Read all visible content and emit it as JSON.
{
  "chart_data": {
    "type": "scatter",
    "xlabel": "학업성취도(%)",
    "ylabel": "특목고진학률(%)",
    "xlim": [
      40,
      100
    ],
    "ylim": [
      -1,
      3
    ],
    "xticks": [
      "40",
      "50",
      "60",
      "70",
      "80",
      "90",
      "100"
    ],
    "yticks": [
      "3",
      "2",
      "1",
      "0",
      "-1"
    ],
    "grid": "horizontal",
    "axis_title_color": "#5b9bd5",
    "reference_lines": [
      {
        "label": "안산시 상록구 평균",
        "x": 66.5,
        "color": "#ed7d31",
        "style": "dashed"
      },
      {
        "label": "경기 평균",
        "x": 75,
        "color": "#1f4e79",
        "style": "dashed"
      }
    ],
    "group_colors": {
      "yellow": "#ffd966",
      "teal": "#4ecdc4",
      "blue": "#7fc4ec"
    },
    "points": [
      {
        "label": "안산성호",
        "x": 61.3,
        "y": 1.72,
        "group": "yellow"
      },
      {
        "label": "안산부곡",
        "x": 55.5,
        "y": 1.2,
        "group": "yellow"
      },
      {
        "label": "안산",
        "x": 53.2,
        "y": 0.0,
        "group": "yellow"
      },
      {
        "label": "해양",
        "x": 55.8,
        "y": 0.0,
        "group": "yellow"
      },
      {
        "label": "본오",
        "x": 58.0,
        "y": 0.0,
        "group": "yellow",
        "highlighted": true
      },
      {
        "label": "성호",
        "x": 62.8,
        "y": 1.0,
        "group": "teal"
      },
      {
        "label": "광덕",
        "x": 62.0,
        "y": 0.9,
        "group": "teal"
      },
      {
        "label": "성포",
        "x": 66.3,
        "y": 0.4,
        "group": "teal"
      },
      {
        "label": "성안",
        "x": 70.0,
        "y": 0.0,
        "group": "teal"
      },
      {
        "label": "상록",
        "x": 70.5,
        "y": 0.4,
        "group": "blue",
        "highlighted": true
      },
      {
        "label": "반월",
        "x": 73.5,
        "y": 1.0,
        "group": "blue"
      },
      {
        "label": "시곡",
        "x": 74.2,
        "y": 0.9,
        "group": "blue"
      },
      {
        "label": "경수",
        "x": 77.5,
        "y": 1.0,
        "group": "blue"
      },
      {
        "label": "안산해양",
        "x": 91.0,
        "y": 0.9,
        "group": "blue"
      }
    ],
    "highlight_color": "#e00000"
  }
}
────
_Given task_
Repeat every record, exactly as written.

_Completed exercise_
Read all visible content and emit it as JSON.
{
  "chart_data": {
    "type": "scatter",
    "xlabel": "학업성취도(%)",
    "ylabel": "특목고진학률(%)",
    "xlim": [
      40,
      100
    ],
    "ylim": [
      -1,
      3
    ],
    "xticks": [
      "40",
      "50",
      "60",
      "70",
      "80",
      "90",
      "100"
    ],
    "yticks": [
      "3",
      "2",
      "1",
      "0",
      "-1"
    ],
    "grid": "horizontal",
    "axis_title_color": "#5b9bd5",
    "reference_lines": [
      {
        "label": "안산시 상록구 평균",
        "x": 66.5,
        "color": "#ed7d31",
        "style": "dashed"
      },
      {
        "label": "경기 평균",
        "x": 75,
        "color": "#1f4e79",
        "style": "dashed"
      }
    ],
    "group_colors": {
      "yellow": "#ffd966",
      "teal": "#4ecdc4",
      "blue": "#7fc4ec"
    },
    "points": [
      {
        "label": "안산성호",
        "x": 61.3,
        "y": 1.72,
        "group": "yellow"
      },
      {
        "label": "안산부곡",
        "x": 55.5,
        "y": 1.2,
        "group": "yellow"
      },
      {
        "label": "안산",
        "x": 53.2,
        "y": 0.0,
        "group": "yellow"
      },
      {
        "label": "해양",
        "x": 55.8,
        "y": 0.0,
        "group": "yellow"
      },
      {
        "label": "본오",
        "x": 58.0,
        "y": 0.0,
        "group": "yellow",
        "highlighted": true
      },
      {
        "label": "성호",
        "x": 62.8,
        "y": 1.0,
        "group": "teal"
      },
      {
        "label": "광덕",
        "x": 62.0,
        "y": 0.9,
        "group": "teal"
      },
      {
        "label": "성포",
        "x": 66.3,
        "y": 0.4,
        "group": "teal"
      },
      {
        "label": "성안",
        "x": 70.0,
        "y": 0.0,
        "group": "teal"
      },
      {
        "label": "상록",
        "x": 70.5,
        "y": 0.4,
        "group": "blue",
        "highlighted": true
      },
      {
        "label": "반월",
        "x": 73.5,
        "y": 1.0,
        "group": "blue"
      },
      {
        "label": "시곡",
        "x": 74.2,
        "y": 0.9,
        "group": "blue"
      },
      {
        "label": "경수",
        "x": 77.5,
        "y": 1.0,
        "group": "blue"
      },
      {
        "label": "안산해양",
        "x": 91.0,
        "y": 0.9,
        "group": "blue"
      }
    ],
    "highlight_color": "#e00000"
  }
}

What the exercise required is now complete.